**Records supplied**
■ ■ ■

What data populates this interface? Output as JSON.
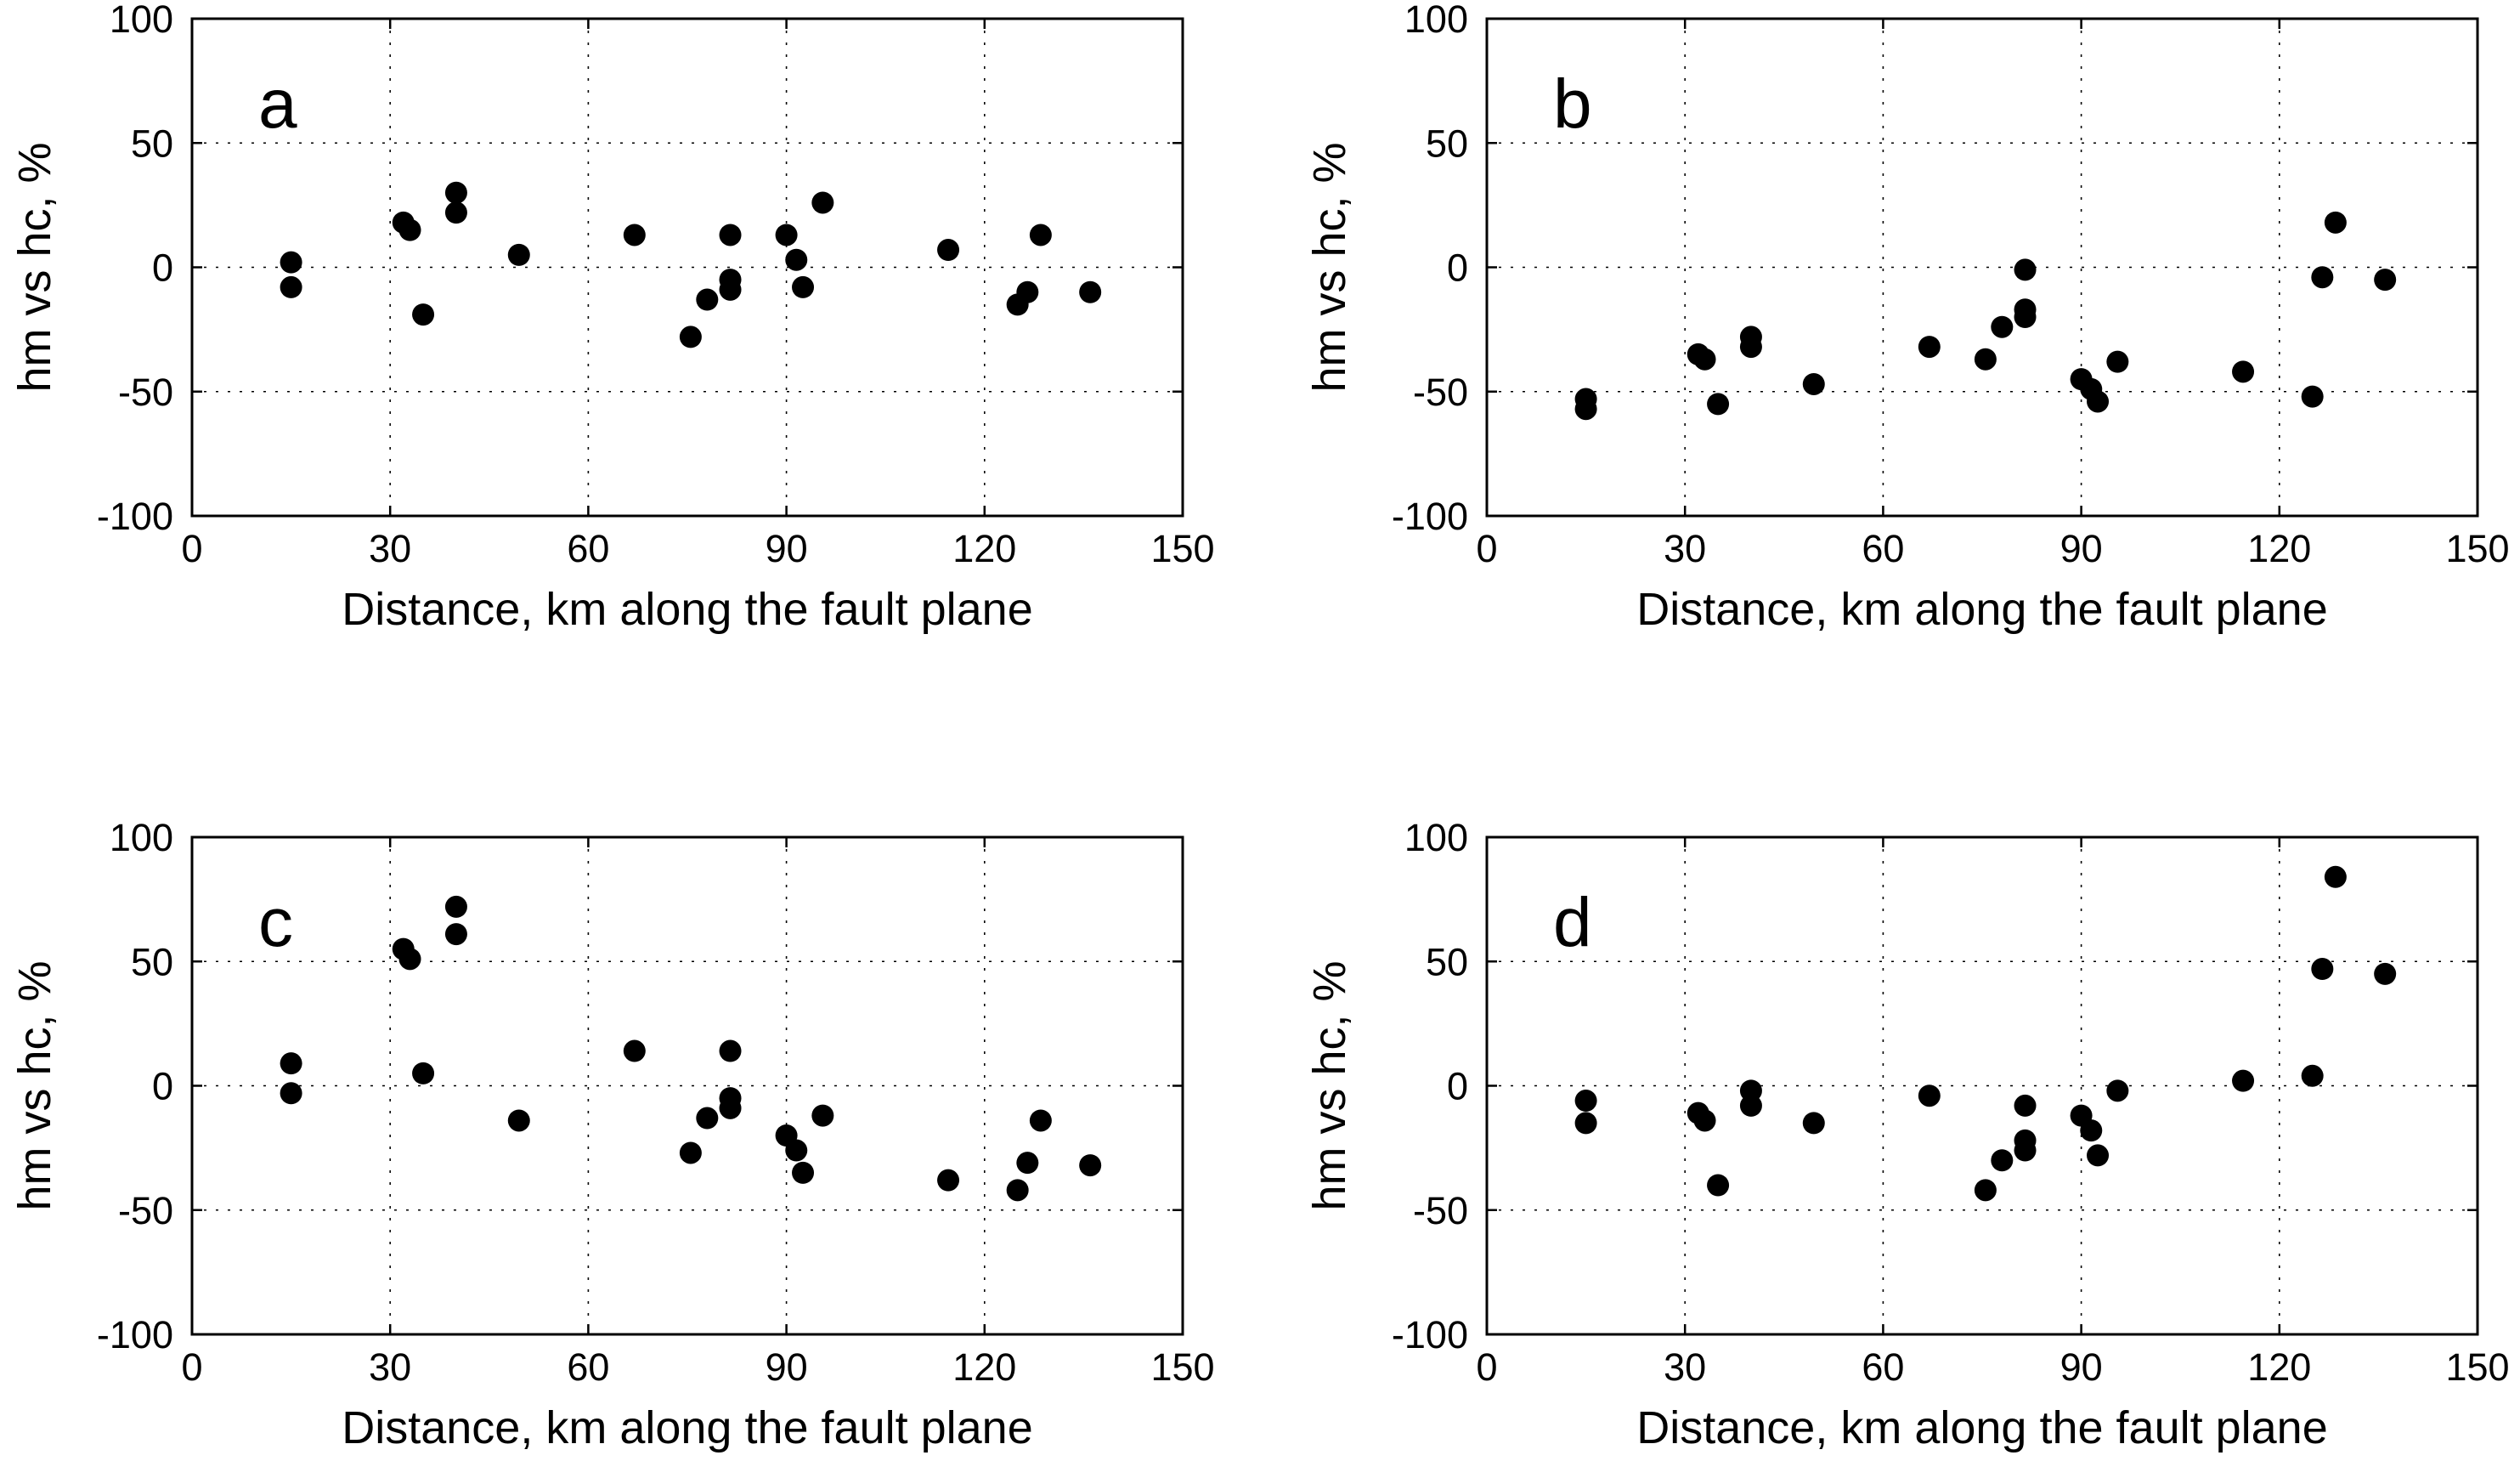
{
  "chart_data": [
    {
      "type": "scatter",
      "title": "a",
      "xlabel": "Distance, km  along the fault plane",
      "ylabel": "hm vs hc, %",
      "xlim": [
        0,
        150
      ],
      "ylim": [
        -100,
        100
      ],
      "xticks": [
        "0",
        "30",
        "60",
        "90",
        "120",
        "150"
      ],
      "yticks": [
        "100",
        "50",
        "0",
        "-50",
        "-100"
      ],
      "grid": true,
      "series": [
        {
          "name": "a",
          "x": [
            15,
            15,
            32,
            33,
            35,
            40,
            40,
            49.5,
            67,
            75.5,
            78,
            81.5,
            81.5,
            81.5,
            90,
            91.5,
            92.5,
            95.5,
            114.5,
            125,
            126.5,
            128.5,
            136
          ],
          "y": [
            2,
            -8,
            18,
            15,
            -19,
            30,
            22,
            5,
            13,
            -28,
            -13,
            -5,
            -9,
            13,
            13,
            3,
            -8,
            26,
            7,
            -15,
            -10,
            13,
            -10
          ]
        }
      ]
    },
    {
      "type": "scatter",
      "title": "b",
      "xlabel": "Distance, km  along the fault plane",
      "ylabel": "hm vs hc, %",
      "xlim": [
        0,
        150
      ],
      "ylim": [
        -100,
        100
      ],
      "xticks": [
        "0",
        "30",
        "60",
        "90",
        "120",
        "150"
      ],
      "yticks": [
        "100",
        "50",
        "0",
        "-50",
        "-100"
      ],
      "grid": true,
      "series": [
        {
          "name": "b",
          "x": [
            15,
            15,
            32,
            33,
            35,
            40,
            40,
            49.5,
            67,
            75.5,
            78,
            81.5,
            81.5,
            81.5,
            90,
            91.5,
            92.5,
            95.5,
            114.5,
            125,
            126.5,
            128.5,
            136
          ],
          "y": [
            -53,
            -57,
            -35,
            -37,
            -55,
            -28,
            -32,
            -47,
            -32,
            -37,
            -24,
            -17,
            -20,
            -1,
            -45,
            -49,
            -54,
            -38,
            -42,
            -52,
            -4,
            18,
            -5
          ]
        }
      ]
    },
    {
      "type": "scatter",
      "title": "c",
      "xlabel": "Distance, km  along the fault plane",
      "ylabel": "hm vs hc, %",
      "xlim": [
        0,
        150
      ],
      "ylim": [
        -100,
        100
      ],
      "xticks": [
        "0",
        "30",
        "60",
        "90",
        "120",
        "150"
      ],
      "yticks": [
        "100",
        "50",
        "0",
        "-50",
        "-100"
      ],
      "grid": true,
      "series": [
        {
          "name": "c",
          "x": [
            15,
            15,
            32,
            33,
            35,
            40,
            40,
            49.5,
            67,
            75.5,
            78,
            81.5,
            81.5,
            81.5,
            90,
            91.5,
            92.5,
            95.5,
            114.5,
            125,
            126.5,
            128.5,
            136
          ],
          "y": [
            9,
            -3,
            55,
            51,
            5,
            72,
            61,
            -14,
            14,
            -27,
            -13,
            -5,
            -9,
            14,
            -20,
            -26,
            -35,
            -12,
            -38,
            -42,
            -31,
            -14,
            -32
          ]
        }
      ]
    },
    {
      "type": "scatter",
      "title": "d",
      "xlabel": "Distance, km  along the fault plane",
      "ylabel": "hm vs hc, %",
      "xlim": [
        0,
        150
      ],
      "ylim": [
        -100,
        100
      ],
      "xticks": [
        "0",
        "30",
        "60",
        "90",
        "120",
        "150"
      ],
      "yticks": [
        "100",
        "50",
        "0",
        "-50",
        "-100"
      ],
      "grid": true,
      "series": [
        {
          "name": "d",
          "x": [
            15,
            15,
            32,
            33,
            35,
            40,
            40,
            49.5,
            67,
            75.5,
            78,
            81.5,
            81.5,
            81.5,
            90,
            91.5,
            92.5,
            95.5,
            114.5,
            125,
            126.5,
            128.5,
            136
          ],
          "y": [
            -6,
            -15,
            -11,
            -14,
            -40,
            -2,
            -8,
            -15,
            -4,
            -42,
            -30,
            -26,
            -22,
            -8,
            -12,
            -18,
            -28,
            -2,
            2,
            4,
            47,
            84,
            45
          ]
        }
      ]
    }
  ]
}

■ ■ ■

**Description of the task**
Copy the entries above faithfully and omit every image.

**Expected output**
What data populates this interface? Output as JSON.
{
  "chart_data": [
    {
      "type": "scatter",
      "title": "a",
      "xlabel": "Distance, km  along the fault plane",
      "ylabel": "hm vs hc, %",
      "xlim": [
        0,
        150
      ],
      "ylim": [
        -100,
        100
      ],
      "xticks": [
        "0",
        "30",
        "60",
        "90",
        "120",
        "150"
      ],
      "yticks": [
        "100",
        "50",
        "0",
        "-50",
        "-100"
      ],
      "grid": true,
      "series": [
        {
          "name": "a",
          "x": [
            15,
            15,
            32,
            33,
            35,
            40,
            40,
            49.5,
            67,
            75.5,
            78,
            81.5,
            81.5,
            81.5,
            90,
            91.5,
            92.5,
            95.5,
            114.5,
            125,
            126.5,
            128.5,
            136
          ],
          "y": [
            2,
            -8,
            18,
            15,
            -19,
            30,
            22,
            5,
            13,
            -28,
            -13,
            -5,
            -9,
            13,
            13,
            3,
            -8,
            26,
            7,
            -15,
            -10,
            13,
            -10
          ]
        }
      ]
    },
    {
      "type": "scatter",
      "title": "b",
      "xlabel": "Distance, km  along the fault plane",
      "ylabel": "hm vs hc, %",
      "xlim": [
        0,
        150
      ],
      "ylim": [
        -100,
        100
      ],
      "xticks": [
        "0",
        "30",
        "60",
        "90",
        "120",
        "150"
      ],
      "yticks": [
        "100",
        "50",
        "0",
        "-50",
        "-100"
      ],
      "grid": true,
      "series": [
        {
          "name": "b",
          "x": [
            15,
            15,
            32,
            33,
            35,
            40,
            40,
            49.5,
            67,
            75.5,
            78,
            81.5,
            81.5,
            81.5,
            90,
            91.5,
            92.5,
            95.5,
            114.5,
            125,
            126.5,
            128.5,
            136
          ],
          "y": [
            -53,
            -57,
            -35,
            -37,
            -55,
            -28,
            -32,
            -47,
            -32,
            -37,
            -24,
            -17,
            -20,
            -1,
            -45,
            -49,
            -54,
            -38,
            -42,
            -52,
            -4,
            18,
            -5
          ]
        }
      ]
    },
    {
      "type": "scatter",
      "title": "c",
      "xlabel": "Distance, km  along the fault plane",
      "ylabel": "hm vs hc, %",
      "xlim": [
        0,
        150
      ],
      "ylim": [
        -100,
        100
      ],
      "xticks": [
        "0",
        "30",
        "60",
        "90",
        "120",
        "150"
      ],
      "yticks": [
        "100",
        "50",
        "0",
        "-50",
        "-100"
      ],
      "grid": true,
      "series": [
        {
          "name": "c",
          "x": [
            15,
            15,
            32,
            33,
            35,
            40,
            40,
            49.5,
            67,
            75.5,
            78,
            81.5,
            81.5,
            81.5,
            90,
            91.5,
            92.5,
            95.5,
            114.5,
            125,
            126.5,
            128.5,
            136
          ],
          "y": [
            9,
            -3,
            55,
            51,
            5,
            72,
            61,
            -14,
            14,
            -27,
            -13,
            -5,
            -9,
            14,
            -20,
            -26,
            -35,
            -12,
            -38,
            -42,
            -31,
            -14,
            -32
          ]
        }
      ]
    },
    {
      "type": "scatter",
      "title": "d",
      "xlabel": "Distance, km  along the fault plane",
      "ylabel": "hm vs hc, %",
      "xlim": [
        0,
        150
      ],
      "ylim": [
        -100,
        100
      ],
      "xticks": [
        "0",
        "30",
        "60",
        "90",
        "120",
        "150"
      ],
      "yticks": [
        "100",
        "50",
        "0",
        "-50",
        "-100"
      ],
      "grid": true,
      "series": [
        {
          "name": "d",
          "x": [
            15,
            15,
            32,
            33,
            35,
            40,
            40,
            49.5,
            67,
            75.5,
            78,
            81.5,
            81.5,
            81.5,
            90,
            91.5,
            92.5,
            95.5,
            114.5,
            125,
            126.5,
            128.5,
            136
          ],
          "y": [
            -6,
            -15,
            -11,
            -14,
            -40,
            -2,
            -8,
            -15,
            -4,
            -42,
            -30,
            -26,
            -22,
            -8,
            -12,
            -18,
            -28,
            -2,
            2,
            4,
            47,
            84,
            45
          ]
        }
      ]
    }
  ]
}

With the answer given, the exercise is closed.